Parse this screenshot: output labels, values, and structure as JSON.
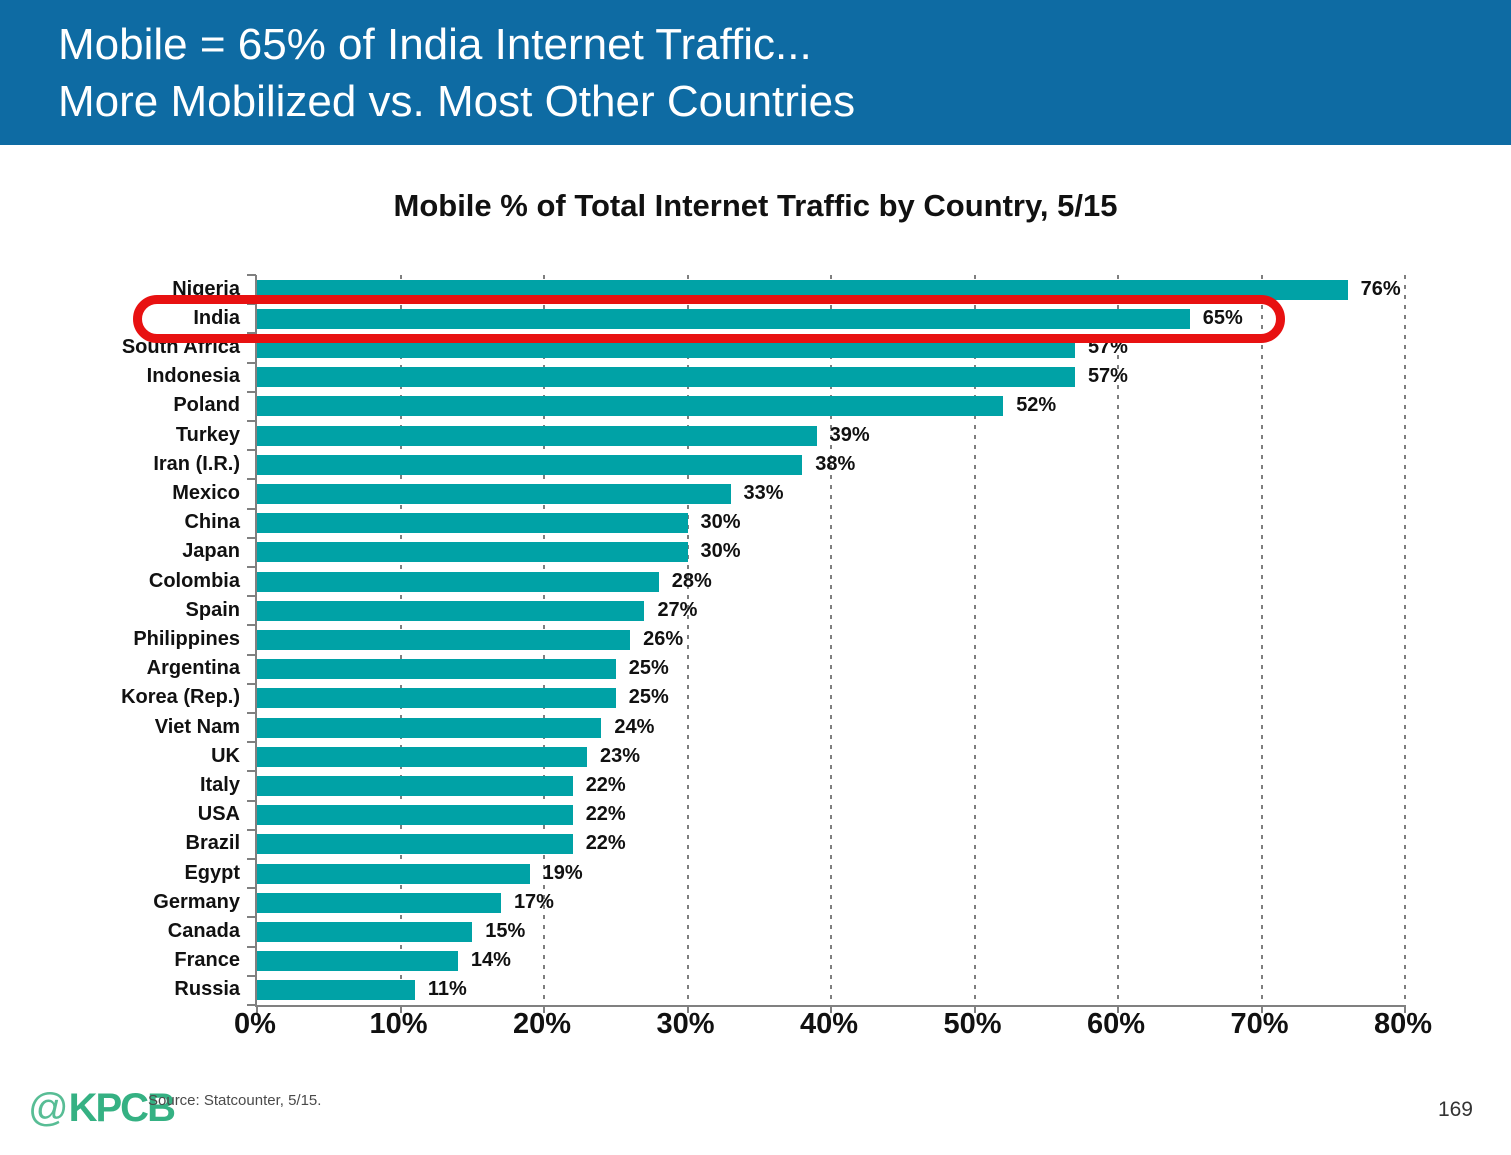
{
  "header": {
    "line1": "Mobile = 65% of India Internet Traffic...",
    "line2": "More Mobilized vs. Most Other Countries",
    "bg_color": "#0e6ba3",
    "text_color": "#ffffff"
  },
  "chart_data": {
    "type": "bar",
    "orientation": "horizontal",
    "title": "Mobile % of Total Internet Traffic by Country, 5/15",
    "categories": [
      "Nigeria",
      "India",
      "South Africa",
      "Indonesia",
      "Poland",
      "Turkey",
      "Iran (I.R.)",
      "Mexico",
      "China",
      "Japan",
      "Colombia",
      "Spain",
      "Philippines",
      "Argentina",
      "Korea (Rep.)",
      "Viet Nam",
      "UK",
      "Italy",
      "USA",
      "Brazil",
      "Egypt",
      "Germany",
      "Canada",
      "France",
      "Russia"
    ],
    "values": [
      76,
      65,
      57,
      57,
      52,
      39,
      38,
      33,
      30,
      30,
      28,
      27,
      26,
      25,
      25,
      24,
      23,
      22,
      22,
      22,
      19,
      17,
      15,
      14,
      11
    ],
    "value_labels": [
      "76%",
      "65%",
      "57%",
      "57%",
      "52%",
      "39%",
      "38%",
      "33%",
      "30%",
      "30%",
      "28%",
      "27%",
      "26%",
      "25%",
      "25%",
      "24%",
      "23%",
      "22%",
      "22%",
      "22%",
      "19%",
      "17%",
      "15%",
      "14%",
      "11%"
    ],
    "xlabel": "",
    "ylabel": "",
    "xlim": [
      0,
      80
    ],
    "x_ticks": [
      "0%",
      "10%",
      "20%",
      "30%",
      "40%",
      "50%",
      "60%",
      "70%",
      "80%"
    ],
    "x_tick_values": [
      0,
      10,
      20,
      30,
      40,
      50,
      60,
      70,
      80
    ],
    "grid": "vertical-dashed",
    "legend": "none",
    "bar_color": "#00a2a6",
    "axis_color": "#808080",
    "grid_color": "#7f7f7f",
    "highlight": {
      "country": "India",
      "box_color": "#e81111"
    }
  },
  "footer": {
    "logo_at": "@",
    "logo_text": "KPCB",
    "source": "Source: Statcounter, 5/15.",
    "page_number": "169"
  }
}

What to work on: Each record above must be returned exactly as written, with its pictures omitted.

Reply:
Parse this screenshot: output labels, values, and structure as JSON.
{
  "header": {
    "line1": "Mobile = 65% of India Internet Traffic...",
    "line2": "More Mobilized vs. Most Other Countries",
    "bg_color": "#0e6ba3",
    "text_color": "#ffffff"
  },
  "chart_data": {
    "type": "bar",
    "orientation": "horizontal",
    "title": "Mobile % of Total Internet Traffic by Country, 5/15",
    "categories": [
      "Nigeria",
      "India",
      "South Africa",
      "Indonesia",
      "Poland",
      "Turkey",
      "Iran (I.R.)",
      "Mexico",
      "China",
      "Japan",
      "Colombia",
      "Spain",
      "Philippines",
      "Argentina",
      "Korea (Rep.)",
      "Viet Nam",
      "UK",
      "Italy",
      "USA",
      "Brazil",
      "Egypt",
      "Germany",
      "Canada",
      "France",
      "Russia"
    ],
    "values": [
      76,
      65,
      57,
      57,
      52,
      39,
      38,
      33,
      30,
      30,
      28,
      27,
      26,
      25,
      25,
      24,
      23,
      22,
      22,
      22,
      19,
      17,
      15,
      14,
      11
    ],
    "value_labels": [
      "76%",
      "65%",
      "57%",
      "57%",
      "52%",
      "39%",
      "38%",
      "33%",
      "30%",
      "30%",
      "28%",
      "27%",
      "26%",
      "25%",
      "25%",
      "24%",
      "23%",
      "22%",
      "22%",
      "22%",
      "19%",
      "17%",
      "15%",
      "14%",
      "11%"
    ],
    "xlabel": "",
    "ylabel": "",
    "xlim": [
      0,
      80
    ],
    "x_ticks": [
      "0%",
      "10%",
      "20%",
      "30%",
      "40%",
      "50%",
      "60%",
      "70%",
      "80%"
    ],
    "x_tick_values": [
      0,
      10,
      20,
      30,
      40,
      50,
      60,
      70,
      80
    ],
    "grid": "vertical-dashed",
    "legend": "none",
    "bar_color": "#00a2a6",
    "axis_color": "#808080",
    "grid_color": "#7f7f7f",
    "highlight": {
      "country": "India",
      "box_color": "#e81111"
    }
  },
  "footer": {
    "logo_at": "@",
    "logo_text": "KPCB",
    "source": "Source: Statcounter, 5/15.",
    "page_number": "169"
  }
}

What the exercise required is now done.